[Directive a] In the rows, from the first row through the line containing "progress-segment-active: [20, 804, 240, 809]", inclusive, change "divider" to "separator" and give those lines again with nothing else altered.

[Text shown]
◇ ◇ ◇

Published online by Cambridge University Press: 23 April 2009
The literary works produced by Iranian women writers after the 1979 revolution, despite their diversity in artistic value and quality of narrative, commonly manifest a remarkable sensitivity toward women's issues and gender relations. The overall theme tying these works together seems to be the problematic of gender hierarchy and women's suffering expressed in a figurative language, transcending the extant male-dominated literary discourse. In these works, women's personal and private experiences become public. Their narratives articulate their protests against sexual oppression and reflect their struggle for identity. This phenomenon is noteworthy not simply because this is a literature produced by women about women, but also because this body of work displays a contrast with the literary works produced by women in the decades preceding the revolution. Pre-revolutionary works, under the sway of the dominant literary discourse, did not give rise to a feminist literary movement, for they emphasized sociopolitical issues more than specific gender issues. To be sure, there were themes related to women, but they were often presented in the context of socially conscious yet male-dominated committed literature. Women's literary paradigms before and after the revolution thus represent different literary discourses, and the Iranian Revolution of 1979 appears to be the major historical event that separates these two discourses and may well be responsible for the shift. In a strict sense, gender is socially constituted, and gender issues are in fact a type of social issue.

◇ ◇ ◇

[Supplied material]
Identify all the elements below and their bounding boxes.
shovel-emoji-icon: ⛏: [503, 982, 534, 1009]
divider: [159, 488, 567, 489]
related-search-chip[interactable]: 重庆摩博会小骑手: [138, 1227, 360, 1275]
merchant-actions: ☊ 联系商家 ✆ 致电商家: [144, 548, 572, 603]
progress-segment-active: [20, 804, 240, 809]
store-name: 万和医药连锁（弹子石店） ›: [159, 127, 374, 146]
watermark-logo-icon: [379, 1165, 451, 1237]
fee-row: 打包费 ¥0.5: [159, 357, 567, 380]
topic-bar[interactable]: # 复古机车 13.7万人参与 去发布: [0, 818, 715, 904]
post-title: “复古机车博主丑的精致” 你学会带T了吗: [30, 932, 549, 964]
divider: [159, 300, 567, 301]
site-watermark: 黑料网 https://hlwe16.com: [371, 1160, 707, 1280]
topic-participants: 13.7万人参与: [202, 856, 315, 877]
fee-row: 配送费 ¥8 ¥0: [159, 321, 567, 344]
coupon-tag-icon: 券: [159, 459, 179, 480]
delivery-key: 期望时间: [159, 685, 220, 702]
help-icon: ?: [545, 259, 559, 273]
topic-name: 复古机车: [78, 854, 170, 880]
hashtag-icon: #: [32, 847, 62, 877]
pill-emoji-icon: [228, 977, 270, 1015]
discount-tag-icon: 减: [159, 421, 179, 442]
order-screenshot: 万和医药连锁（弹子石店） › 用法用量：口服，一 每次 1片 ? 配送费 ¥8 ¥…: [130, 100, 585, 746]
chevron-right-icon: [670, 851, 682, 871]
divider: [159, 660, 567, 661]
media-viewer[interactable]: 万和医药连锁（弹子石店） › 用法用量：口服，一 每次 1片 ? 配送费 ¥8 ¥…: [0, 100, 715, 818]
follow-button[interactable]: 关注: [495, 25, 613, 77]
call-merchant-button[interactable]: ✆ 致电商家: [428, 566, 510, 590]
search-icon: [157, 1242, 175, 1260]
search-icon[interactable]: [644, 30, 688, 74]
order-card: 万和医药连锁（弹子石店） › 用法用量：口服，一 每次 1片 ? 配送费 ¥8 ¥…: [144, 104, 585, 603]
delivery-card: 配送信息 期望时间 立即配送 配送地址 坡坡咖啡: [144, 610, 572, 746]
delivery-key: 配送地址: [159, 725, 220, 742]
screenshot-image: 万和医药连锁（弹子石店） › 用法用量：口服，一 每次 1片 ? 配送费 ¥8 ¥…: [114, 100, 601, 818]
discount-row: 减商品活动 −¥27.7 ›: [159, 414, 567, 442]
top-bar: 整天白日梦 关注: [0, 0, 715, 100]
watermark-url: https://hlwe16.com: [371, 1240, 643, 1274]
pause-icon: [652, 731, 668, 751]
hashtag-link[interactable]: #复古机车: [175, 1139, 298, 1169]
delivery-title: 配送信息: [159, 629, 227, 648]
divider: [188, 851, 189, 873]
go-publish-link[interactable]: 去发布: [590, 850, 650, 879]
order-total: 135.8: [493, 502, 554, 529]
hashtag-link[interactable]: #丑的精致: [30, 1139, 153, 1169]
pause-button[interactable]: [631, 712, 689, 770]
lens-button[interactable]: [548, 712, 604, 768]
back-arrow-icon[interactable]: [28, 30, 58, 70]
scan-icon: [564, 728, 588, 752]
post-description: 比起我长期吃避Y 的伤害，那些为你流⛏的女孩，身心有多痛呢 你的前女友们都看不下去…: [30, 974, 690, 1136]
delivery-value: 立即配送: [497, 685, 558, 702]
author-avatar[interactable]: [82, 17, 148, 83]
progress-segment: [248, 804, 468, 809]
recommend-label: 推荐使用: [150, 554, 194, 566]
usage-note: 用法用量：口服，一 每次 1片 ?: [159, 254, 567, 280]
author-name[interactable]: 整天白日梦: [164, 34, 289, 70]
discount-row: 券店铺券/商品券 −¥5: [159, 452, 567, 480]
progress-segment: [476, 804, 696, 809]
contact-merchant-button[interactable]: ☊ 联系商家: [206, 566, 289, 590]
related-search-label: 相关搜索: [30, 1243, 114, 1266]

◇ ◇ ◇

[Directive b] In the abstract on Iranian women writers, which historical event appears to separate the pre-revolutionary and post-revolutionary literary discourses?

[Full response a]
Identify all the elements below and their bounding boxes.
shovel-emoji-icon: ⛏: [503, 982, 534, 1009]
separator: [159, 488, 567, 489]
related-search-chip[interactable]: 重庆摩博会小骑手: [138, 1227, 360, 1275]
merchant-actions: ☊ 联系商家 ✆ 致电商家: [144, 548, 572, 603]
progress-segment-active: [20, 804, 240, 809]

[Full response b] The Iranian Revolution of 1979.